---------- Records provided ----------

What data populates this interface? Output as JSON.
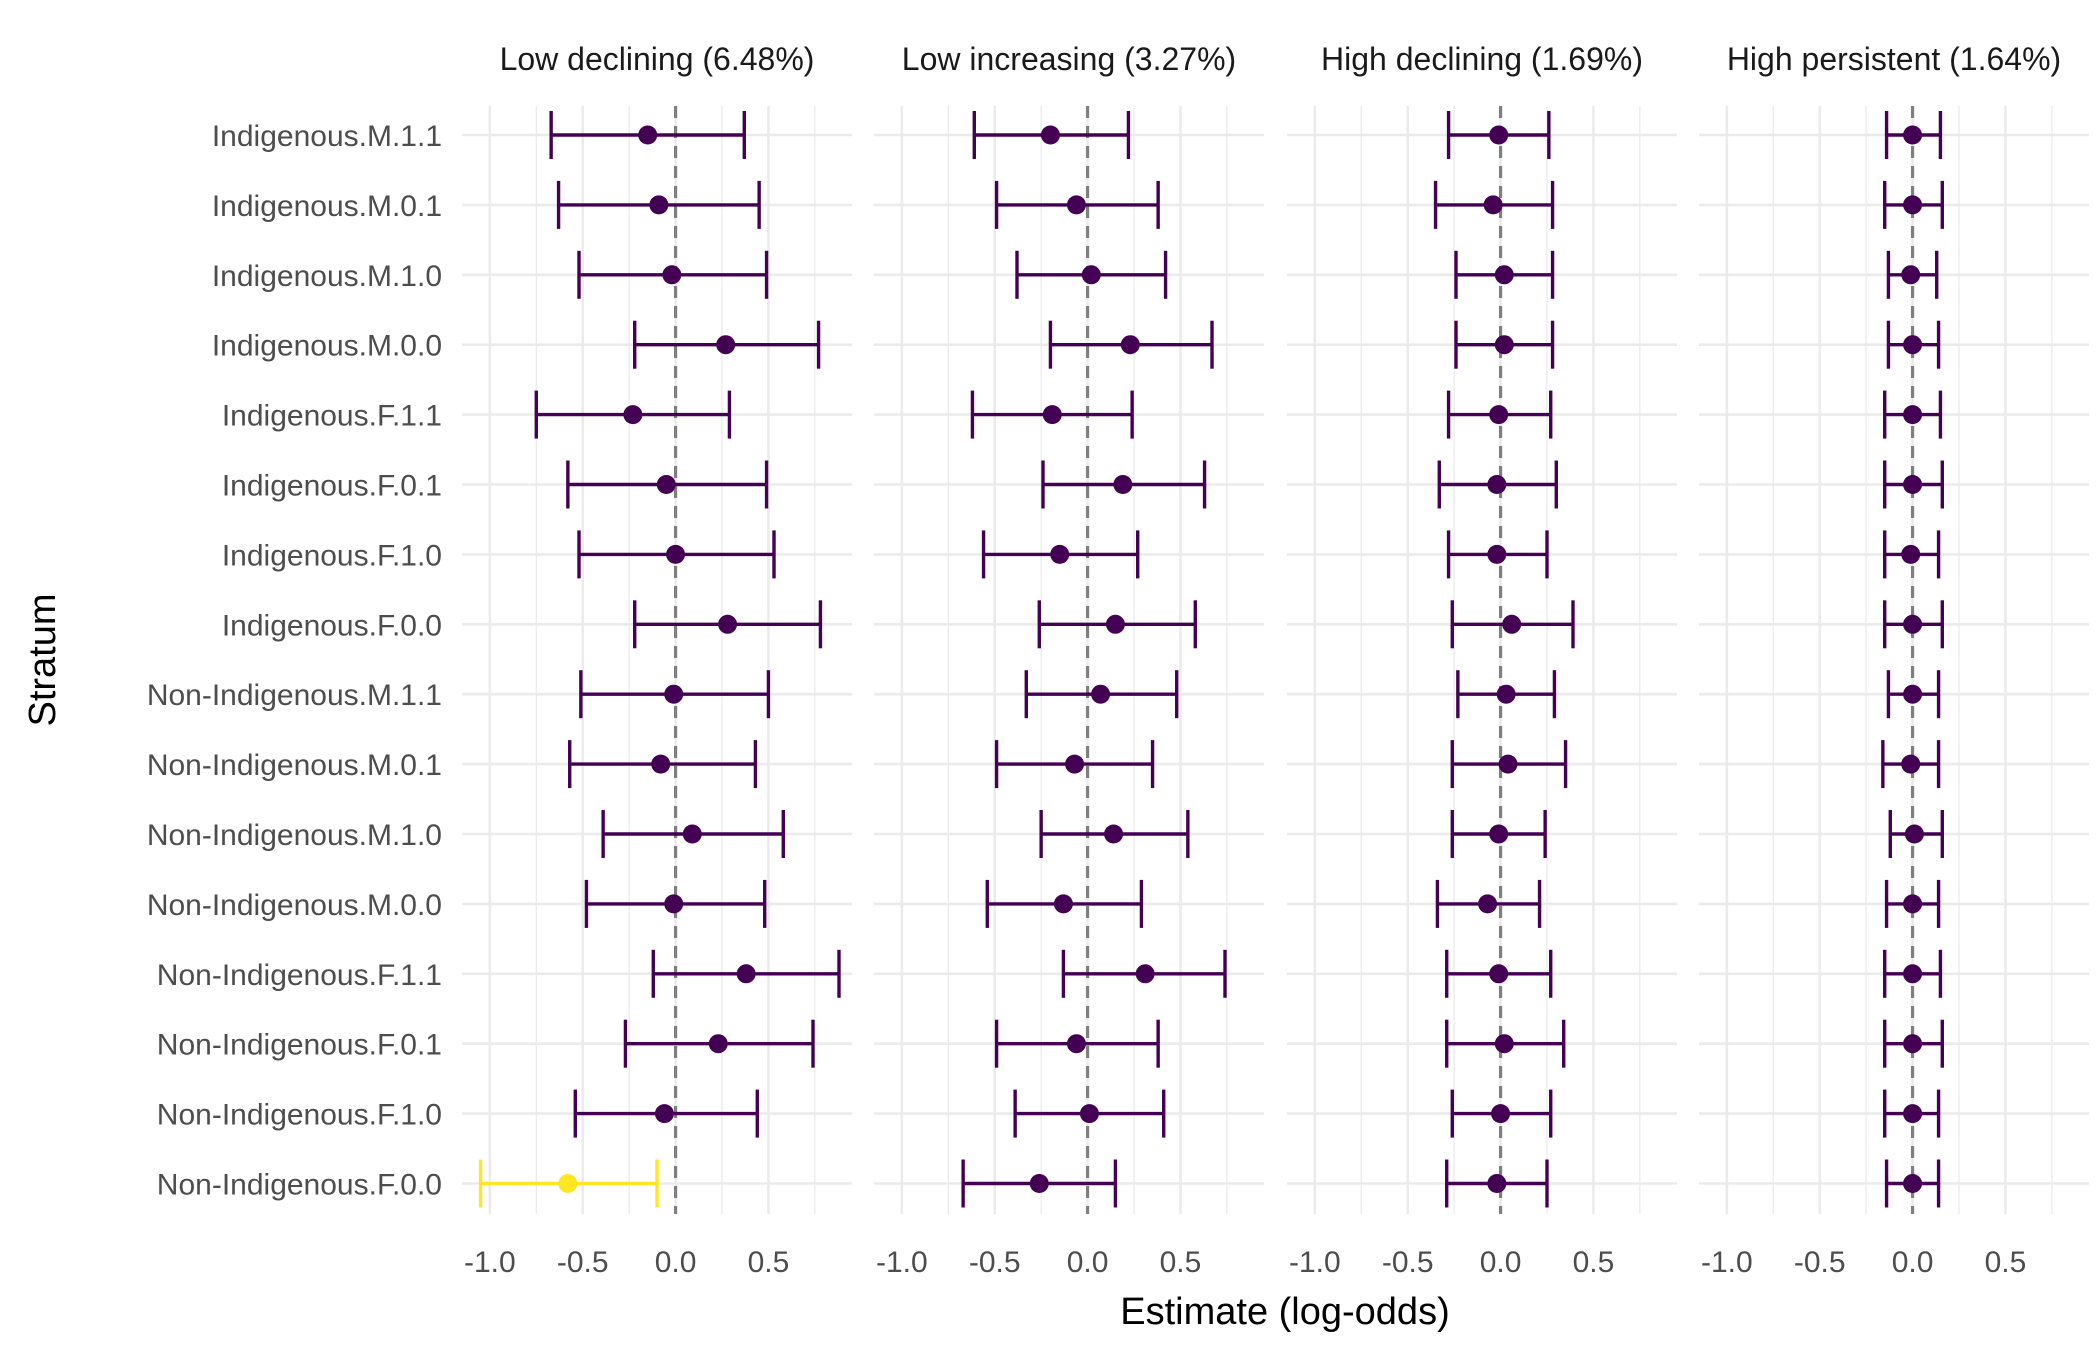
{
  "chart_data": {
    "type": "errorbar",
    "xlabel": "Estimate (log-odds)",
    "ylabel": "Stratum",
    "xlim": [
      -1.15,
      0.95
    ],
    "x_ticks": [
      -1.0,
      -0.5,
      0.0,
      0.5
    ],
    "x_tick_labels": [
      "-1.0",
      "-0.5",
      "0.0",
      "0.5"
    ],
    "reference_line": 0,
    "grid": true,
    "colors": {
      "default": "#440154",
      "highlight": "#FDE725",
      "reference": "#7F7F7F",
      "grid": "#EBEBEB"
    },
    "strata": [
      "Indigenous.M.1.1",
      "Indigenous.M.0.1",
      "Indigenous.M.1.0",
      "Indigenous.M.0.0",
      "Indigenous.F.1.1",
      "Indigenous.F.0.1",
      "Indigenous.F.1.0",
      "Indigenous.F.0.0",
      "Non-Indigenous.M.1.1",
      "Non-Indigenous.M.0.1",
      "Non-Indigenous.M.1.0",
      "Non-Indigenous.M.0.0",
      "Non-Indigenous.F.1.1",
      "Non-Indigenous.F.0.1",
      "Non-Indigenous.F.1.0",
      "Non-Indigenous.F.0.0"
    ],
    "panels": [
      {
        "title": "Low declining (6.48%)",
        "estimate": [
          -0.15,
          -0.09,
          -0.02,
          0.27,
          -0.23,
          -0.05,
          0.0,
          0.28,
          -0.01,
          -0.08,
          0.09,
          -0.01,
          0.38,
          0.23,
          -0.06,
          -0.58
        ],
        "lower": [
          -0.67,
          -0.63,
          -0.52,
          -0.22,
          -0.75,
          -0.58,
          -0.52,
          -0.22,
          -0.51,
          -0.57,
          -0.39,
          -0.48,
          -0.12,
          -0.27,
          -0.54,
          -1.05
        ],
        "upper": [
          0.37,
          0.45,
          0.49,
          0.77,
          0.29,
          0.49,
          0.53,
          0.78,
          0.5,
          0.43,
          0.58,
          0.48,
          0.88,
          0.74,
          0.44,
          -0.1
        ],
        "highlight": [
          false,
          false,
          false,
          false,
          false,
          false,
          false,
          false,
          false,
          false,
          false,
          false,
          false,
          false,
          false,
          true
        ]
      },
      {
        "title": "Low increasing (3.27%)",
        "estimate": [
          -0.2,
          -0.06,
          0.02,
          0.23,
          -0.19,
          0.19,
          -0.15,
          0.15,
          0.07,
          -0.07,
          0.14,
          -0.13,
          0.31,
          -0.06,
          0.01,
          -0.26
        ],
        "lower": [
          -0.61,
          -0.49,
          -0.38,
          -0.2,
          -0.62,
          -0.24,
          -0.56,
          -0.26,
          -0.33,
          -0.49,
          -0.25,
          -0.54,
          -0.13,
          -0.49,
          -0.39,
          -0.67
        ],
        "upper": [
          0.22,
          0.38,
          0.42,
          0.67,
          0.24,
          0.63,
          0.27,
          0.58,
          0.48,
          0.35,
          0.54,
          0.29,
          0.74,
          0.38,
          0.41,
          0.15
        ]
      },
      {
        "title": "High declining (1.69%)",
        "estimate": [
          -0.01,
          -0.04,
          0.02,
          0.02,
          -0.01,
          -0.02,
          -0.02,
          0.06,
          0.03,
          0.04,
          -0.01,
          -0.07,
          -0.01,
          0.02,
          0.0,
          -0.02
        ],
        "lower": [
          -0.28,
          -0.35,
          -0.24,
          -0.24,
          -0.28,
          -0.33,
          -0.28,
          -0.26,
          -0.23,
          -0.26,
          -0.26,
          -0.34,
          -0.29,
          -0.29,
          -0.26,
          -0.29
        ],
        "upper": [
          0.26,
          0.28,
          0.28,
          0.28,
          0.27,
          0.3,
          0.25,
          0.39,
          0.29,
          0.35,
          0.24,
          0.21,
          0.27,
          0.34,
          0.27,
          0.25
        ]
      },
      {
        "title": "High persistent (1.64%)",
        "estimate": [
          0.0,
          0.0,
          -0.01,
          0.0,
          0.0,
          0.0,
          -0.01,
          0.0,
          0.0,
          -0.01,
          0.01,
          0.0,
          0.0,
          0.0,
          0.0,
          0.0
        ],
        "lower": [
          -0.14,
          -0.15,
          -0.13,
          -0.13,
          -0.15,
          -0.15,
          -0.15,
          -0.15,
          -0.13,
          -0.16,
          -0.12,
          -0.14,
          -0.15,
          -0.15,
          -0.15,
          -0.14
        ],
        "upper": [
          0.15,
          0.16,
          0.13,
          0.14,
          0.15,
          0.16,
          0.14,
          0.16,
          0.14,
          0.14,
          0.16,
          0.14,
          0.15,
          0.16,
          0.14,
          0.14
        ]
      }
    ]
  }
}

----------

Objective —
Quote the full listing above word for word; exclude every picture from the copy.

Output of the exercise —
What data populates this interface? Output as JSON.
{
  "chart_data": {
    "type": "errorbar",
    "xlabel": "Estimate (log-odds)",
    "ylabel": "Stratum",
    "xlim": [
      -1.15,
      0.95
    ],
    "x_ticks": [
      -1.0,
      -0.5,
      0.0,
      0.5
    ],
    "x_tick_labels": [
      "-1.0",
      "-0.5",
      "0.0",
      "0.5"
    ],
    "reference_line": 0,
    "grid": true,
    "colors": {
      "default": "#440154",
      "highlight": "#FDE725",
      "reference": "#7F7F7F",
      "grid": "#EBEBEB"
    },
    "strata": [
      "Indigenous.M.1.1",
      "Indigenous.M.0.1",
      "Indigenous.M.1.0",
      "Indigenous.M.0.0",
      "Indigenous.F.1.1",
      "Indigenous.F.0.1",
      "Indigenous.F.1.0",
      "Indigenous.F.0.0",
      "Non-Indigenous.M.1.1",
      "Non-Indigenous.M.0.1",
      "Non-Indigenous.M.1.0",
      "Non-Indigenous.M.0.0",
      "Non-Indigenous.F.1.1",
      "Non-Indigenous.F.0.1",
      "Non-Indigenous.F.1.0",
      "Non-Indigenous.F.0.0"
    ],
    "panels": [
      {
        "title": "Low declining (6.48%)",
        "estimate": [
          -0.15,
          -0.09,
          -0.02,
          0.27,
          -0.23,
          -0.05,
          0.0,
          0.28,
          -0.01,
          -0.08,
          0.09,
          -0.01,
          0.38,
          0.23,
          -0.06,
          -0.58
        ],
        "lower": [
          -0.67,
          -0.63,
          -0.52,
          -0.22,
          -0.75,
          -0.58,
          -0.52,
          -0.22,
          -0.51,
          -0.57,
          -0.39,
          -0.48,
          -0.12,
          -0.27,
          -0.54,
          -1.05
        ],
        "upper": [
          0.37,
          0.45,
          0.49,
          0.77,
          0.29,
          0.49,
          0.53,
          0.78,
          0.5,
          0.43,
          0.58,
          0.48,
          0.88,
          0.74,
          0.44,
          -0.1
        ],
        "highlight": [
          false,
          false,
          false,
          false,
          false,
          false,
          false,
          false,
          false,
          false,
          false,
          false,
          false,
          false,
          false,
          true
        ]
      },
      {
        "title": "Low increasing (3.27%)",
        "estimate": [
          -0.2,
          -0.06,
          0.02,
          0.23,
          -0.19,
          0.19,
          -0.15,
          0.15,
          0.07,
          -0.07,
          0.14,
          -0.13,
          0.31,
          -0.06,
          0.01,
          -0.26
        ],
        "lower": [
          -0.61,
          -0.49,
          -0.38,
          -0.2,
          -0.62,
          -0.24,
          -0.56,
          -0.26,
          -0.33,
          -0.49,
          -0.25,
          -0.54,
          -0.13,
          -0.49,
          -0.39,
          -0.67
        ],
        "upper": [
          0.22,
          0.38,
          0.42,
          0.67,
          0.24,
          0.63,
          0.27,
          0.58,
          0.48,
          0.35,
          0.54,
          0.29,
          0.74,
          0.38,
          0.41,
          0.15
        ]
      },
      {
        "title": "High declining (1.69%)",
        "estimate": [
          -0.01,
          -0.04,
          0.02,
          0.02,
          -0.01,
          -0.02,
          -0.02,
          0.06,
          0.03,
          0.04,
          -0.01,
          -0.07,
          -0.01,
          0.02,
          0.0,
          -0.02
        ],
        "lower": [
          -0.28,
          -0.35,
          -0.24,
          -0.24,
          -0.28,
          -0.33,
          -0.28,
          -0.26,
          -0.23,
          -0.26,
          -0.26,
          -0.34,
          -0.29,
          -0.29,
          -0.26,
          -0.29
        ],
        "upper": [
          0.26,
          0.28,
          0.28,
          0.28,
          0.27,
          0.3,
          0.25,
          0.39,
          0.29,
          0.35,
          0.24,
          0.21,
          0.27,
          0.34,
          0.27,
          0.25
        ]
      },
      {
        "title": "High persistent (1.64%)",
        "estimate": [
          0.0,
          0.0,
          -0.01,
          0.0,
          0.0,
          0.0,
          -0.01,
          0.0,
          0.0,
          -0.01,
          0.01,
          0.0,
          0.0,
          0.0,
          0.0,
          0.0
        ],
        "lower": [
          -0.14,
          -0.15,
          -0.13,
          -0.13,
          -0.15,
          -0.15,
          -0.15,
          -0.15,
          -0.13,
          -0.16,
          -0.12,
          -0.14,
          -0.15,
          -0.15,
          -0.15,
          -0.14
        ],
        "upper": [
          0.15,
          0.16,
          0.13,
          0.14,
          0.15,
          0.16,
          0.14,
          0.16,
          0.14,
          0.14,
          0.16,
          0.14,
          0.15,
          0.16,
          0.14,
          0.14
        ]
      }
    ]
  }
}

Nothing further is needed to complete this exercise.